== Page text ==
== Segment start ==

Proof-of-Work in Action

Block 550204 has two transactions in it. Below we can see the raw transaction data converted to the TXID through a double application of SHA256 and the Merkle root calculated from a double application of SHA256 upon the concatenated TXIDs that would make up the leaf nodes of the two-layer Merkle tree. Note that the output from the hash functions is displayed as little-endian notation so a reversal of the byte string of the hexadecimal character pairs of the Merkle root is necessary to get the same Merkle root that's displayed as big endian in block explorers. Similarly, if you are building a Merkle tree out of TXIDs that you have found on a block explorer, they will be listed in Big Endian meaning a byte reversal to Little Endian is necessary before concatenating as pairs.

Next, we see the Merkle root from the above calculations input as one element into the data fields of the block header. These values were obtained from a block explorer so again conversions are necessary to get all the decimal elements to hexadecimal and then a byte string reversal of the hexadecimal character pairs before all the data elements can be concatenated into a single 80-byte string. Although confusing for the human interpreting the endianness conventions, it is much more efficient for hardware to process inputs in little endian, and although such gains would not be noticeable when only one operation is performed, BSV is designed to handle a transaction throughput of millions of transactions a second, so any optimisation processes have been implemented in the protocol design.

In order to evaluate whether an attempt at the hash puzzle was successful, the output is checked against a value that can be calculated from the 4-byte nBits value using the following formula.

= coefficient * 2 ^ ( 8 * (index — 3) )
= 0x0202f3 x 2^(8 x (0x18-3))
= 131827 x 2^(8(24-3))
= 4.93x10^55

0x denotes that this value is in hexadecimal

This calculation will yield an extremely large number, so by using the 4-byte value, the node software is able to parse the string for two pieces of information embedded within it. The first byte represents the index which will determine which power the following 3 bytes (coefficient) will be raised by. The nBits value is generally displayed in block explorers as a decimal number yet the calculation will be performed on the hexadecimal representation of that number by the node software. In the case of the block, we are working with the hexadecimal representation of nBits is 180202F3, where 18 (24 in decimal) will be the index and 0202F3 (131827 in decimal) the coefficient.

== Segment end ==

== Work to complete ==
(a) Rewrite the proof-of-work text starting at "Next, we see" and ending at "the protocol design.", replacing "hexadecimal" with "base-16".
(b) Answer these questions from the proof-of-work text:
(i) How many transactions does block 550204 contain?
(ii) How many bytes long is the single string that the block header elements are concatenated into?
(iii) What is the hexadecimal representation of nBits for the block?
(c) Continue the proof-of-work text from its last sentence.

Stored items from a collection:

== Segment start ==

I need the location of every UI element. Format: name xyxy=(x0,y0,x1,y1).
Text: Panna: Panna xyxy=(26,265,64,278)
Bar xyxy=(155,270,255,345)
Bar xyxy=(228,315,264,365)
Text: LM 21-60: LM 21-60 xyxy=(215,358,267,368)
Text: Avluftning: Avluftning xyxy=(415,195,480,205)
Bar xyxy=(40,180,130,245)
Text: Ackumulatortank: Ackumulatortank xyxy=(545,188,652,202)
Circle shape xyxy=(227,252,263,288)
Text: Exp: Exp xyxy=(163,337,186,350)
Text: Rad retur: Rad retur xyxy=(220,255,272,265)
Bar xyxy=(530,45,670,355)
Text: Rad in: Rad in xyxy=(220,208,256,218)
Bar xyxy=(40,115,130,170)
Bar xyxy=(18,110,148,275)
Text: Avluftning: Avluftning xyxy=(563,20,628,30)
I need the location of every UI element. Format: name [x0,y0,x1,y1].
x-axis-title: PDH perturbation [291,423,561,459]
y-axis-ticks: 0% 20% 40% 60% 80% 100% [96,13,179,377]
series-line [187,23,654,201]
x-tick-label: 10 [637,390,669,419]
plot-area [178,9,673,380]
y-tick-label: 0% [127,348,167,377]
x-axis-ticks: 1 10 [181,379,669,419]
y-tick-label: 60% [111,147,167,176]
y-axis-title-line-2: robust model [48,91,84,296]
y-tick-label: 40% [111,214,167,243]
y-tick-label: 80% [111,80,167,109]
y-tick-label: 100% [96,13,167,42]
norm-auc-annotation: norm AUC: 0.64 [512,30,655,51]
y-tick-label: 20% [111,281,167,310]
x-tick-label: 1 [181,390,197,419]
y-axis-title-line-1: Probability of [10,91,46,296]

== Segment end ==

== Replies ==
(a)
Next, we see the Merkle root from the above calculations input as one element into the data fields of the block header. These values were obtained from a block explorer so again conversions are necessary to get all the decimal elements to base-16 and then a byte string reversal of the base-16 character pairs before all the data elements can be concatenated into a single 80-byte string. Although confusing for the human interpreting the endianness conventions, it is much more efficient for hardware to process inputs in little endian, and although such gains would not be noticeable when only one operation is performed, BSV is designed to handle a transaction throughput of millions of transactions a second, so any optimisation processes have been implemented in the protocol design.

(b)
(i) Two
(ii) 80 bytes
(iii) 180202F3

(c)
As we can see the first attempt at generating a successful proof of work solution was invalid as the output from the double hashing of the block header was much higher ($10^{21}$) than the target value specified from inputting the nBits value into the equation. Assuming that no new transactions have been appended to the Merkle tree and we are still within the same second of the UNIX time, a new attempt at the proof of work can be made by incrementing the nonce by 1. This yields an almost entirely similar 80-byte string as the first concatenated block header data inputs with only one hexadecimal character being incremented. Yet, when we check the output from the double application of the SHA256 hash function to the string we can see a significantly lower value with a large number of leading zeros.

Converting the number to a decimal value and comparing it to the target value calculated by the 180202f3 used in the difficulty target equation, we can see that the output is indeed lower than the target value and a correct solution for the proof of work challenge has been found! In the next chapter we will look at how this solution is communicated to the nodes on the network and how they can check the proof of work before referencing this block hash in their next block header candidate.